■ EXERCISE DETAILS ■
Nothing in the records may be left out or altered; reproduce them all exactly.

========================================================================

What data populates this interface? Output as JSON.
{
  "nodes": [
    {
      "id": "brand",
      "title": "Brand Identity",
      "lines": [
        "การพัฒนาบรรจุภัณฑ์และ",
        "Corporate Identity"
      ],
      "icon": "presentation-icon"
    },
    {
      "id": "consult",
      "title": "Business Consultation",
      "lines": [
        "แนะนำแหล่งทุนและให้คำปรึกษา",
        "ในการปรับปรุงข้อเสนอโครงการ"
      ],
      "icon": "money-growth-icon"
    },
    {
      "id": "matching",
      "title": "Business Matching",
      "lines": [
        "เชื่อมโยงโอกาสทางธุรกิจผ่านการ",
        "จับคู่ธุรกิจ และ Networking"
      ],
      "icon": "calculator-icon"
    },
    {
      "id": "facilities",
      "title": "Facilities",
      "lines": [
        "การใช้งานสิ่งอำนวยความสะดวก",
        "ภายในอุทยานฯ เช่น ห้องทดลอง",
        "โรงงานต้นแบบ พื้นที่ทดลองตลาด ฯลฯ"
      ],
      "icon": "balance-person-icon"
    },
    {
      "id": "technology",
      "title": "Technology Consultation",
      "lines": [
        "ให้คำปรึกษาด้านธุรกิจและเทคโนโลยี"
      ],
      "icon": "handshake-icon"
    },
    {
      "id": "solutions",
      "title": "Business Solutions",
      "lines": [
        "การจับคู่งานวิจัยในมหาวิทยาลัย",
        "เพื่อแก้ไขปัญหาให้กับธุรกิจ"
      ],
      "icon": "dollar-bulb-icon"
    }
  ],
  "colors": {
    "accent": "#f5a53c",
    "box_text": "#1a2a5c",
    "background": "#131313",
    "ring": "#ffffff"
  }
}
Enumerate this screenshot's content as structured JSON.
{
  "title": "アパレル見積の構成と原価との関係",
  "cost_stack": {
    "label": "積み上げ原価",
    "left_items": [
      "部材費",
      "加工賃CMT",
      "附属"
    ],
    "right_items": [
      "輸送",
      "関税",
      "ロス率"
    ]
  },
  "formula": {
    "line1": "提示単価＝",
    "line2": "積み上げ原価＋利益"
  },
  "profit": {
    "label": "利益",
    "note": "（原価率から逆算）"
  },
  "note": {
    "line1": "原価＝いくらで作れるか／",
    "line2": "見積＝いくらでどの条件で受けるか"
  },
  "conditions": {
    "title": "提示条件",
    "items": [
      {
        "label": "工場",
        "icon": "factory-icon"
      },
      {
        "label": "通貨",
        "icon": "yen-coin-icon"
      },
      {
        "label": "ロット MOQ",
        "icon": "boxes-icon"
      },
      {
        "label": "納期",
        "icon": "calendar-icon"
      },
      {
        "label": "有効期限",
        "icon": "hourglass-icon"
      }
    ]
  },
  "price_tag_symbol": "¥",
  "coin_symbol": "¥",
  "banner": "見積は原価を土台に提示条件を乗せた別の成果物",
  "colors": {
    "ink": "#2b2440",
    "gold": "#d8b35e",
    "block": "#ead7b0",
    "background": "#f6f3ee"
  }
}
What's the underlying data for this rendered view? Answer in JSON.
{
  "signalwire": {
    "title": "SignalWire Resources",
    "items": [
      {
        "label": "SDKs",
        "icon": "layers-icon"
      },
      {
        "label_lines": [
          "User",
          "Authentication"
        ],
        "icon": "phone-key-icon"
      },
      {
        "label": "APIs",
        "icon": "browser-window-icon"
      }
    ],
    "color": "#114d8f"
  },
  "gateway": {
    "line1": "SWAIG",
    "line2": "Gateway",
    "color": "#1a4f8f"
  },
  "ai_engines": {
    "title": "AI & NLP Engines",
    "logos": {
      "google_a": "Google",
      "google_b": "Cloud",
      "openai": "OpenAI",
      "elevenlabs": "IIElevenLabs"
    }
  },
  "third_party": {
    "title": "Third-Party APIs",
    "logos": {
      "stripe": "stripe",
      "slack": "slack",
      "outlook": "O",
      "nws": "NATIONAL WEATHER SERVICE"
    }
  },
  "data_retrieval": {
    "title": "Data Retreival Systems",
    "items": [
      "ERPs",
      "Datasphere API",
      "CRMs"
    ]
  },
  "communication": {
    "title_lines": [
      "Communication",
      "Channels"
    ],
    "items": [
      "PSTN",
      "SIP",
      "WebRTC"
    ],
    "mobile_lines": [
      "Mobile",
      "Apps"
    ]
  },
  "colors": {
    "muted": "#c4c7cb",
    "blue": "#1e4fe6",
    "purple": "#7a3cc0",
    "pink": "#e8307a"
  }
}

========================================================================

■ RESPONSE FOR THIS EXERCISE ■
What data populates this interface? Output as JSON.
{
  "nodes": [
    {
      "id": "brand",
      "title": "Brand Identity",
      "lines": [
        "การพัฒนาบรรจุภัณฑ์และ",
        "Corporate Identity"
      ],
      "icon": "presentation-icon"
    },
    {
      "id": "consult",
      "title": "Business Consultation",
      "lines": [
        "แนะนำแหล่งทุนและให้คำปรึกษา",
        "ในการปรับปรุงข้อเสนอโครงการ"
      ],
      "icon": "money-growth-icon"
    },
    {
      "id": "matching",
      "title": "Business Matching",
      "lines": [
        "เชื่อมโยงโอกาสทางธุรกิจผ่านการ",
        "จับคู่ธุรกิจ และ Networking"
      ],
      "icon": "calculator-icon"
    },
    {
      "id": "facilities",
      "title": "Facilities",
      "lines": [
        "การใช้งานสิ่งอำนวยความสะดวก",
        "ภายในอุทยานฯ เช่น ห้องทดลอง",
        "โรงงานต้นแบบ พื้นที่ทดลองตลาด ฯลฯ"
      ],
      "icon": "balance-person-icon"
    },
    {
      "id": "technology",
      "title": "Technology Consultation",
      "lines": [
        "ให้คำปรึกษาด้านธุรกิจและเทคโนโลยี"
      ],
      "icon": "handshake-icon"
    },
    {
      "id": "solutions",
      "title": "Business Solutions",
      "lines": [
        "การจับคู่งานวิจัยในมหาวิทยาลัย",
        "เพื่อแก้ไขปัญหาให้กับธุรกิจ"
      ],
      "icon": "dollar-bulb-icon"
    }
  ],
  "colors": {
    "accent": "#f5a53c",
    "box_text": "#1a2a5c",
    "background": "#131313",
    "ring": "#ffffff"
  }
}
Enumerate this screenshot's content as structured JSON.
{
  "title": "アパレル見積の構成と原価との関係",
  "cost_stack": {
    "label": "積み上げ原価",
    "left_items": [
      "部材費",
      "加工賃CMT",
      "附属"
    ],
    "right_items": [
      "輸送",
      "関税",
      "ロス率"
    ]
  },
  "formula": {
    "line1": "提示単価＝",
    "line2": "積み上げ原価＋利益"
  },
  "profit": {
    "label": "利益",
    "note": "（原価率から逆算）"
  },
  "note": {
    "line1": "原価＝いくらで作れるか／",
    "line2": "見積＝いくらでどの条件で受けるか"
  },
  "conditions": {
    "title": "提示条件",
    "items": [
      {
        "label": "工場",
        "icon": "factory-icon"
      },
      {
        "label": "通貨",
        "icon": "yen-coin-icon"
      },
      {
        "label": "ロット MOQ",
        "icon": "boxes-icon"
      },
      {
        "label": "納期",
        "icon": "calendar-icon"
      },
      {
        "label": "有効期限",
        "icon": "hourglass-icon"
      }
    ]
  },
  "price_tag_symbol": "¥",
  "coin_symbol": "¥",
  "banner": "見積は原価を土台に提示条件を乗せた別の成果物",
  "colors": {
    "ink": "#2b2440",
    "gold": "#d8b35e",
    "block": "#ead7b0",
    "background": "#f6f3ee"
  }
}
What's the underlying data for this rendered view? Answer in JSON.
{
  "signalwire": {
    "title": "SignalWire Resources",
    "items": [
      {
        "label": "SDKs",
        "icon": "layers-icon"
      },
      {
        "label_lines": [
          "User",
          "Authentication"
        ],
        "icon": "phone-key-icon"
      },
      {
        "label": "APIs",
        "icon": "browser-window-icon"
      }
    ],
    "color": "#114d8f"
  },
  "gateway": {
    "line1": "SWAIG",
    "line2": "Gateway",
    "color": "#1a4f8f"
  },
  "ai_engines": {
    "title": "AI & NLP Engines",
    "logos": {
      "google_a": "Google",
      "google_b": "Cloud",
      "openai": "OpenAI",
      "elevenlabs": "IIElevenLabs"
    }
  },
  "third_party": {
    "title": "Third-Party APIs",
    "logos": {
      "stripe": "stripe",
      "slack": "slack",
      "outlook": "O",
      "nws": "NATIONAL WEATHER SERVICE"
    }
  },
  "data_retrieval": {
    "title": "Data Retreival Systems",
    "items": [
      "ERPs",
      "Datasphere API",
      "CRMs"
    ]
  },
  "communication": {
    "title_lines": [
      "Communication",
      "Channels"
    ],
    "items": [
      "PSTN",
      "SIP",
      "WebRTC"
    ],
    "mobile_lines": [
      "Mobile",
      "Apps"
    ]
  },
  "colors": {
    "muted": "#c4c7cb",
    "blue": "#1e4fe6",
    "purple": "#7a3cc0",
    "pink": "#e8307a"
  }
}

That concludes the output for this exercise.